• **Required work**
In the data below, locate each line with the word "type" and list it.

Dataset listings of figures
________
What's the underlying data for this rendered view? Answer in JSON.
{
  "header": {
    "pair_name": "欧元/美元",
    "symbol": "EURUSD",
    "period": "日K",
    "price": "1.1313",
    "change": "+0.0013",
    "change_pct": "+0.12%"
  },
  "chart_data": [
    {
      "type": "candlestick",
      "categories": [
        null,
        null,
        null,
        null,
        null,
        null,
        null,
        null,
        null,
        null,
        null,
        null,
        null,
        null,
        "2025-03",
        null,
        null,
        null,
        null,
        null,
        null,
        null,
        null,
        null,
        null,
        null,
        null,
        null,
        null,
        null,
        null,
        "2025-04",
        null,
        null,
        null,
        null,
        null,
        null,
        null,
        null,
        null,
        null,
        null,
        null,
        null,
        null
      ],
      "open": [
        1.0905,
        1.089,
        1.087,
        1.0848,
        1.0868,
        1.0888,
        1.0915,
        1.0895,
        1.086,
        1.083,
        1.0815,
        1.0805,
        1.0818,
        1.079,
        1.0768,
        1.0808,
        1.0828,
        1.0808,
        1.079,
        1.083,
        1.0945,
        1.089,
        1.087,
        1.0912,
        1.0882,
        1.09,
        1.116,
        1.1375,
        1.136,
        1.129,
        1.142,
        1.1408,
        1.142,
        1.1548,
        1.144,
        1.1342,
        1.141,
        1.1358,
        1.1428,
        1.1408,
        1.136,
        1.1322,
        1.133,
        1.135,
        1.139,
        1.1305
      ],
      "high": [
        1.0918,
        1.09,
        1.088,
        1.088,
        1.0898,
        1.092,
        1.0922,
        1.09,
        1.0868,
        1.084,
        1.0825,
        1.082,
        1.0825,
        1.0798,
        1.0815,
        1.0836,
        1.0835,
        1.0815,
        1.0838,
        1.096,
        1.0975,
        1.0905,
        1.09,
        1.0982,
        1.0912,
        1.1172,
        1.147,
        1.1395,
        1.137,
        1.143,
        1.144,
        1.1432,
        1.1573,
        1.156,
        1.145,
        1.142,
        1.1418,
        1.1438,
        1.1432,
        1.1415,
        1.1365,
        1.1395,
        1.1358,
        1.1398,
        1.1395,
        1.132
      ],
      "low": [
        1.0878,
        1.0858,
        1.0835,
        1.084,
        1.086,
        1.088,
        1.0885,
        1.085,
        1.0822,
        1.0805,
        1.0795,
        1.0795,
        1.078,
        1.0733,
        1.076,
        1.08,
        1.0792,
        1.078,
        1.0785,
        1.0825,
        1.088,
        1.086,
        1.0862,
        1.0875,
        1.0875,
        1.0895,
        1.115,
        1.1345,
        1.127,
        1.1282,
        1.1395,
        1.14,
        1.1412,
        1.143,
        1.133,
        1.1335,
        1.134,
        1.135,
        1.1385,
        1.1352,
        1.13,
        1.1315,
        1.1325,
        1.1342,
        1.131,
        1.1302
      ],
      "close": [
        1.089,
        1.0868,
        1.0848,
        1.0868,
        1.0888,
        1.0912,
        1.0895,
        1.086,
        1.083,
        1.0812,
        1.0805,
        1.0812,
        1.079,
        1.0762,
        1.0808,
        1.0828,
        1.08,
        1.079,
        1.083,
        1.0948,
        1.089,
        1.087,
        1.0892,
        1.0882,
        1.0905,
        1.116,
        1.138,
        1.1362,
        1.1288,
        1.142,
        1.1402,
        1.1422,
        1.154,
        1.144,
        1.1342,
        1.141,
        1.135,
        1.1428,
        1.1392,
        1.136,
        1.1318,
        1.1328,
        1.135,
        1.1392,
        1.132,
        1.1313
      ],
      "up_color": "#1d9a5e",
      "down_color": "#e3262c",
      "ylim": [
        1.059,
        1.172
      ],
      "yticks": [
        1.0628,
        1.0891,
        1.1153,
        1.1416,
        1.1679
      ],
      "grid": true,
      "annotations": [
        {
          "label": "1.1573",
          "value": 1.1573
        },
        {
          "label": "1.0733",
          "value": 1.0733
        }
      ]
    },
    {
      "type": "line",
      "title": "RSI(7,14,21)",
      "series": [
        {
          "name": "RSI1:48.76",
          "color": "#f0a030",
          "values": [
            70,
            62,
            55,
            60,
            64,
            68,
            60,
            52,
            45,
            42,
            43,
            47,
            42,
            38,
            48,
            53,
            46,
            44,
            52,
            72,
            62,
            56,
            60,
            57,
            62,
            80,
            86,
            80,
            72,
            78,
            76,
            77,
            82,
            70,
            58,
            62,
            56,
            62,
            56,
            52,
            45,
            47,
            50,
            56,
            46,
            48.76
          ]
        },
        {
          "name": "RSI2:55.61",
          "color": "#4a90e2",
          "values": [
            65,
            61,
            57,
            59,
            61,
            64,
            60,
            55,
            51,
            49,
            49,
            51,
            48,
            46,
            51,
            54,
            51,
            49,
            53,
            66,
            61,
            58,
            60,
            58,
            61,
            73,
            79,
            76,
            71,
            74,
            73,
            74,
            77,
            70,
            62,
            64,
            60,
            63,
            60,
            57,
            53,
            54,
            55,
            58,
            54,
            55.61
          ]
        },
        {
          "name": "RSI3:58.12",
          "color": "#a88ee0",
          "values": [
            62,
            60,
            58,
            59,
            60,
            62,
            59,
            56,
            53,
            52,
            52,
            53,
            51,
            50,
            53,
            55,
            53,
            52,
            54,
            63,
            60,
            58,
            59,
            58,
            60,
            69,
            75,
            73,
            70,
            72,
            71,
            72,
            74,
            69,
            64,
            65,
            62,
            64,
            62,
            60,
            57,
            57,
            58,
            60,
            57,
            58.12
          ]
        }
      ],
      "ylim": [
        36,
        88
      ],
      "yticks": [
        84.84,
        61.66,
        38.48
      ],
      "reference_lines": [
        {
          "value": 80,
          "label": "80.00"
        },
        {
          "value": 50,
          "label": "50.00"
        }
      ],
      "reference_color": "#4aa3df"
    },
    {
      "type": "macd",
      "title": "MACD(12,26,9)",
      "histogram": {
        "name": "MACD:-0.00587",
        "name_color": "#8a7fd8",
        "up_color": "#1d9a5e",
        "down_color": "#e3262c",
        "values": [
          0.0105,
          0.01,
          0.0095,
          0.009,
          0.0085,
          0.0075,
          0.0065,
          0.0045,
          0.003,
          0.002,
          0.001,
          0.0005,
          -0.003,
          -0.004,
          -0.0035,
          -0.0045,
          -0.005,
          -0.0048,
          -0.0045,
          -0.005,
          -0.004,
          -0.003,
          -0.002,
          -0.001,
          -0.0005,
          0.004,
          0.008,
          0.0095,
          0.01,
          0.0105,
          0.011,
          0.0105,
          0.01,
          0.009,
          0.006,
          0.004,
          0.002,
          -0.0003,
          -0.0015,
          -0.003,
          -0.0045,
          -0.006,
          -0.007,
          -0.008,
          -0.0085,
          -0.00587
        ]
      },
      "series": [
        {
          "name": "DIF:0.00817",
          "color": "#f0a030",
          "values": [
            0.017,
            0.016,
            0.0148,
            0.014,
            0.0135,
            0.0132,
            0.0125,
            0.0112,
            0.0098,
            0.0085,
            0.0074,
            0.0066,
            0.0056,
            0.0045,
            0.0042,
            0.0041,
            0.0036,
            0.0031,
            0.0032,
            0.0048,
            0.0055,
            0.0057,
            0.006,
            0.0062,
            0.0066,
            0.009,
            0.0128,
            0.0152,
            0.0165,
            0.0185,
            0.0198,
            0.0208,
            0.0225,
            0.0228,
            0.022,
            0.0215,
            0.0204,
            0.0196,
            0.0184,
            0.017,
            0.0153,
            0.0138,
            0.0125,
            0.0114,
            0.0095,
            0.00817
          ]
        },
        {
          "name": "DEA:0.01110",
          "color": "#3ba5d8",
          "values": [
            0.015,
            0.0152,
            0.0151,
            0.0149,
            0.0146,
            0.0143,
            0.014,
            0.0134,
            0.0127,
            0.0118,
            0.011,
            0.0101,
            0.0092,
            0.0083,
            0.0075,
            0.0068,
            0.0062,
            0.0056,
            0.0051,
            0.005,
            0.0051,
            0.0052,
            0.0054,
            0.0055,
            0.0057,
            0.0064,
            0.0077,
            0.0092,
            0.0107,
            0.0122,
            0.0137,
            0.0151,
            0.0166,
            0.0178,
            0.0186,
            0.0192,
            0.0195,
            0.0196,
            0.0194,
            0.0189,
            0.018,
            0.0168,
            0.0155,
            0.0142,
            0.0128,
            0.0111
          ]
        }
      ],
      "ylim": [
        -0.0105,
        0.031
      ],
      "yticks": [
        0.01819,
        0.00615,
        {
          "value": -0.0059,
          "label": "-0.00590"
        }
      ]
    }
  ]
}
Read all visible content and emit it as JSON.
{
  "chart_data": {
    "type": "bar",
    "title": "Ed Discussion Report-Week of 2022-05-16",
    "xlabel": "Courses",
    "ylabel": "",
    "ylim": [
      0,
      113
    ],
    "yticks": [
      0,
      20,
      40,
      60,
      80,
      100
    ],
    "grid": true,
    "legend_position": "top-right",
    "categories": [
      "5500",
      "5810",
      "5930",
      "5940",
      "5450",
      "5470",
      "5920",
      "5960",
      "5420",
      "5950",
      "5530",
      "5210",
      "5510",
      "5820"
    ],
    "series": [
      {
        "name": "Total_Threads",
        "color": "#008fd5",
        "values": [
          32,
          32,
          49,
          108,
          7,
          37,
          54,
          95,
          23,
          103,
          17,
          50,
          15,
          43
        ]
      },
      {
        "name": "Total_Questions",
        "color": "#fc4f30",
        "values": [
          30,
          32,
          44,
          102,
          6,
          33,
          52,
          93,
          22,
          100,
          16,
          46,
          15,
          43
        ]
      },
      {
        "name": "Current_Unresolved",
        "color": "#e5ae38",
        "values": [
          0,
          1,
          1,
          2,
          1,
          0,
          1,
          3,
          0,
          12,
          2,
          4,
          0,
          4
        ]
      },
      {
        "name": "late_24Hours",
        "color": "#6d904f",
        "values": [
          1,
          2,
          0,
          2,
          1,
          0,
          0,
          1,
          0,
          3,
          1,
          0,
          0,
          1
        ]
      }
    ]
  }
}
________
• **Result of this task**
      "type": "candlestick",
      "type": "line",
      "type": "macd",
    "type": "bar",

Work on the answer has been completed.